### [Short task]
Copy out every line in which the string "Home" occurs.

[Dataset excerpts]

-- -- --

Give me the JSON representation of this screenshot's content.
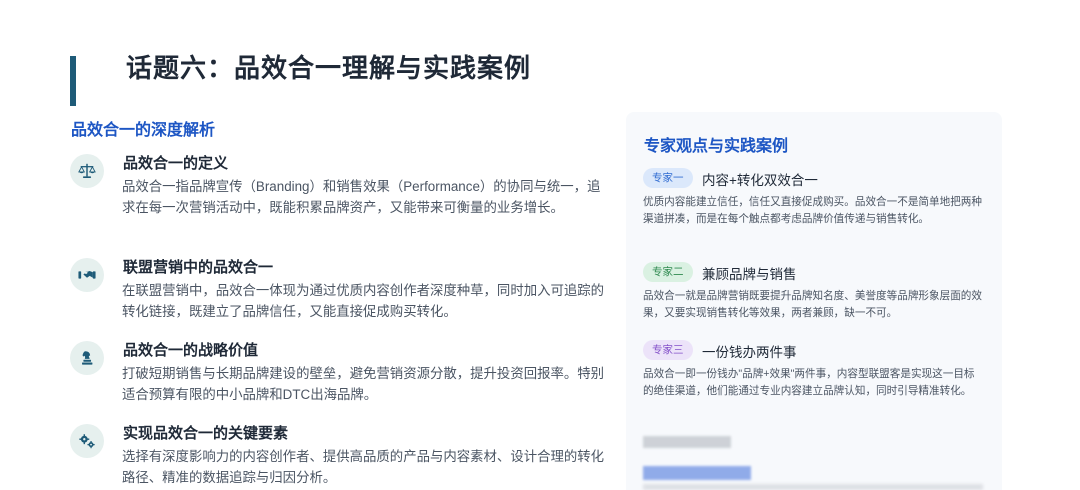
{
  "page_title": "话题六：品效合一理解与实践案例",
  "left": {
    "heading": "品效合一的深度解析",
    "items": [
      {
        "icon": "balance-scale-icon",
        "title": "品效合一的定义",
        "text": "品效合一指品牌宣传（Branding）和销售效果（Performance）的协同与统一，追求在每一次营销活动中，既能积累品牌资产，又能带来可衡量的业务增长。"
      },
      {
        "icon": "handshake-icon",
        "title": "联盟营销中的品效合一",
        "text": "在联盟营销中，品效合一体现为通过优质内容创作者深度种草，同时加入可追踪的转化链接，既建立了品牌信任，又能直接促成购买转化。"
      },
      {
        "icon": "chess-piece-icon",
        "title": "品效合一的战略价值",
        "text": "打破短期销售与长期品牌建设的壁垒，避免营销资源分散，提升投资回报率。特别适合预算有限的中小品牌和DTC出海品牌。"
      },
      {
        "icon": "gears-icon",
        "title": "实现品效合一的关键要素",
        "text": "选择有深度影响力的内容创作者、提供高品质的产品与内容素材、设计合理的转化路径、精准的数据追踪与归因分析。"
      }
    ]
  },
  "right": {
    "heading": "专家观点与实践案例",
    "experts": [
      {
        "tag": "专家一",
        "title": "内容+转化双效合一",
        "text": "优质内容能建立信任，信任又直接促成购买。品效合一不是简单地把两种渠道拼凑，而是在每个触点都考虑品牌价值传递与销售转化。"
      },
      {
        "tag": "专家二",
        "title": "兼顾品牌与销售",
        "text": "品效合一就是品牌营销既要提升品牌知名度、美誉度等品牌形象层面的效果，又要实现销售转化等效果，两者兼顾，缺一不可。"
      },
      {
        "tag": "专家三",
        "title": "一份钱办两件事",
        "text": "品效合一即一份钱办\"品牌+效果\"两件事，内容型联盟客是实现这一目标的绝佳渠道，他们能通过专业内容建立品牌认知，同时引导精准转化。"
      }
    ]
  },
  "colors": {
    "accent": "#1d56c4",
    "title_bar": "#1e5b78",
    "icon_bg": "#e6f0ee",
    "icon_fg": "#1e5b78",
    "panel_bg": "#f7f9fc"
  }
}
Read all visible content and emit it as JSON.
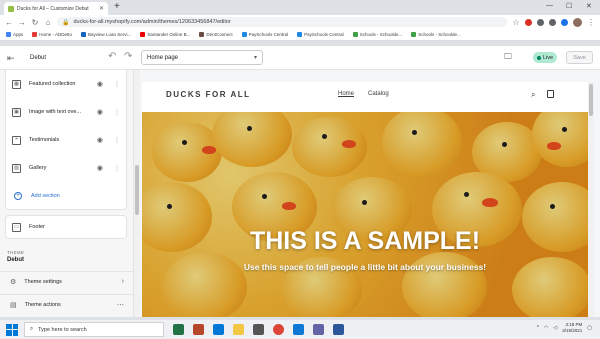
{
  "browser": {
    "tab_title": "Ducks for All – Customize Debut",
    "new_tab_glyph": "+",
    "url": "ducks-for-all.myshopify.com/admin/themes/120633456847/editor",
    "bookmarks": [
      {
        "label": "Apps",
        "color": "#4285f4"
      },
      {
        "label": "Home - ADDetto",
        "color": "#e53935"
      },
      {
        "label": "Bayview Loan Servi...",
        "color": "#1565c0"
      },
      {
        "label": "Santander Online B...",
        "color": "#ec0000"
      },
      {
        "label": "DentConnect",
        "color": "#6d4c41"
      },
      {
        "label": "PaySchools Central",
        "color": "#1e88e5"
      },
      {
        "label": "PaySchools Central",
        "color": "#1e88e5"
      },
      {
        "label": "Schools - Schoolde...",
        "color": "#43a047"
      },
      {
        "label": "Schools - Schoolde...",
        "color": "#43a047"
      }
    ]
  },
  "editor": {
    "theme_name": "Debut",
    "page_selector": "Home page",
    "status_badge": "Live",
    "save_label": "Save"
  },
  "sidebar": {
    "sections": [
      {
        "label": "Featured collection",
        "icon": "grid-icon"
      },
      {
        "label": "Image with text ove...",
        "icon": "image-text-icon"
      },
      {
        "label": "Testimonials",
        "icon": "quote-icon"
      },
      {
        "label": "Gallery",
        "icon": "image-icon"
      }
    ],
    "add_section": "Add section",
    "footer": "Footer",
    "theme_heading": "THEME",
    "theme_value": "Debut",
    "theme_settings": "Theme settings",
    "theme_actions": "Theme actions"
  },
  "storefront": {
    "brand": "DUCKS FOR ALL",
    "menu": [
      "Home",
      "Catalog"
    ],
    "hero_title": "THIS IS A SAMPLE!",
    "hero_subtitle": "Use this space to tell people a little bit about your business!"
  },
  "taskbar": {
    "search_placeholder": "Type here to search",
    "time": "3:18 PM",
    "date": "3/19/2021"
  },
  "colors": {
    "live_badge": "#aee9d1",
    "link": "#2c6ecb",
    "hero": "#f7b733"
  }
}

-- -- --

### [Worked answer]
        "label": "Home - ADDetto",
    "page_selector": "Home page",
      "Home",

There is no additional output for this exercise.